── Entries shown ──

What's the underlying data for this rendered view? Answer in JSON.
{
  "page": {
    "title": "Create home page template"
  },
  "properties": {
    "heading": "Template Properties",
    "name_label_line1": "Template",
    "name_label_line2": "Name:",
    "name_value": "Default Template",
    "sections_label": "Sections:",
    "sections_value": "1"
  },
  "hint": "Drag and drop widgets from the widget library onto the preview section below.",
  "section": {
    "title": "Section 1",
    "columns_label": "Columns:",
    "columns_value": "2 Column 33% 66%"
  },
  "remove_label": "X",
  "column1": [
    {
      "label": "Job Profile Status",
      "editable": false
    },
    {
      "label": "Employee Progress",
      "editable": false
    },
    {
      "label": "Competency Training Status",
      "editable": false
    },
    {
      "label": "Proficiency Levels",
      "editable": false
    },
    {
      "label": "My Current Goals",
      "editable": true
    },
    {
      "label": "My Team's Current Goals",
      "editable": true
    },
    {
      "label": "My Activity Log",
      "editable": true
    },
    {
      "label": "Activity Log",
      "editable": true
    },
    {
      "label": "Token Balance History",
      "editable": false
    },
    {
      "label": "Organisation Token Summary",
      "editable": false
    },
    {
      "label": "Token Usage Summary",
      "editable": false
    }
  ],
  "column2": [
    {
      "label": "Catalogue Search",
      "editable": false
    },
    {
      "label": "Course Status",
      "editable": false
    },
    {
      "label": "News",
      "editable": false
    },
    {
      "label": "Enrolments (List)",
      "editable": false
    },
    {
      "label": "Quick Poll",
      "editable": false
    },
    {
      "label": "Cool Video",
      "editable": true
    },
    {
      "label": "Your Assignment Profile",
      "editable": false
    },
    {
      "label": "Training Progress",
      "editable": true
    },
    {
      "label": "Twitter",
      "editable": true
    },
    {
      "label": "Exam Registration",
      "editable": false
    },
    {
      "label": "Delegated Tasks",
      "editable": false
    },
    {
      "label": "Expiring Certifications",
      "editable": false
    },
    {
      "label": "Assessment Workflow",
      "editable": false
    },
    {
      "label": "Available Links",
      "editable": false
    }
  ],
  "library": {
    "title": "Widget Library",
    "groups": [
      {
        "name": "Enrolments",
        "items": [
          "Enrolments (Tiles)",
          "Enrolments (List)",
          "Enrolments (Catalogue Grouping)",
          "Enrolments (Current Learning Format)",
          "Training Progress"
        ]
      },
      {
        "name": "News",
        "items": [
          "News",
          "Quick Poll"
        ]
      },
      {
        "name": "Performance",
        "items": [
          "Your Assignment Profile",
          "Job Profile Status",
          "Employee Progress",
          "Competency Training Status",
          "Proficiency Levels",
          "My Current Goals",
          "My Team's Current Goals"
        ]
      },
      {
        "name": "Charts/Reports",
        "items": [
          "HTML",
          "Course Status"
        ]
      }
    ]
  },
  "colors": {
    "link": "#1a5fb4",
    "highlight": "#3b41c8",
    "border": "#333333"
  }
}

───

▸ **Your objective**: Retype all of the data shown above, word for word.

▸ **Result of the task**:
What's the underlying data for this rendered view? Answer in JSON.
{
  "page": {
    "title": "Create home page template"
  },
  "properties": {
    "heading": "Template Properties",
    "name_label_line1": "Template",
    "name_label_line2": "Name:",
    "name_value": "Default Template",
    "sections_label": "Sections:",
    "sections_value": "1"
  },
  "hint": "Drag and drop widgets from the widget library onto the preview section below.",
  "section": {
    "title": "Section 1",
    "columns_label": "Columns:",
    "columns_value": "2 Column 33% 66%"
  },
  "remove_label": "X",
  "column1": [
    {
      "label": "Job Profile Status",
      "editable": false
    },
    {
      "label": "Employee Progress",
      "editable": false
    },
    {
      "label": "Competency Training Status",
      "editable": false
    },
    {
      "label": "Proficiency Levels",
      "editable": false
    },
    {
      "label": "My Current Goals",
      "editable": true
    },
    {
      "label": "My Team's Current Goals",
      "editable": true
    },
    {
      "label": "My Activity Log",
      "editable": true
    },
    {
      "label": "Activity Log",
      "editable": true
    },
    {
      "label": "Token Balance History",
      "editable": false
    },
    {
      "label": "Organisation Token Summary",
      "editable": false
    },
    {
      "label": "Token Usage Summary",
      "editable": false
    }
  ],
  "column2": [
    {
      "label": "Catalogue Search",
      "editable": false
    },
    {
      "label": "Course Status",
      "editable": false
    },
    {
      "label": "News",
      "editable": false
    },
    {
      "label": "Enrolments (List)",
      "editable": false
    },
    {
      "label": "Quick Poll",
      "editable": false
    },
    {
      "label": "Cool Video",
      "editable": true
    },
    {
      "label": "Your Assignment Profile",
      "editable": false
    },
    {
      "label": "Training Progress",
      "editable": true
    },
    {
      "label": "Twitter",
      "editable": true
    },
    {
      "label": "Exam Registration",
      "editable": false
    },
    {
      "label": "Delegated Tasks",
      "editable": false
    },
    {
      "label": "Expiring Certifications",
      "editable": false
    },
    {
      "label": "Assessment Workflow",
      "editable": false
    },
    {
      "label": "Available Links",
      "editable": false
    }
  ],
  "library": {
    "title": "Widget Library",
    "groups": [
      {
        "name": "Enrolments",
        "items": [
          "Enrolments (Tiles)",
          "Enrolments (List)",
          "Enrolments (Catalogue Grouping)",
          "Enrolments (Current Learning Format)",
          "Training Progress"
        ]
      },
      {
        "name": "News",
        "items": [
          "News",
          "Quick Poll"
        ]
      },
      {
        "name": "Performance",
        "items": [
          "Your Assignment Profile",
          "Job Profile Status",
          "Employee Progress",
          "Competency Training Status",
          "Proficiency Levels",
          "My Current Goals",
          "My Team's Current Goals"
        ]
      },
      {
        "name": "Charts/Reports",
        "items": [
          "HTML",
          "Course Status"
        ]
      }
    ]
  },
  "colors": {
    "link": "#1a5fb4",
    "highlight": "#3b41c8",
    "border": "#333333"
  }
}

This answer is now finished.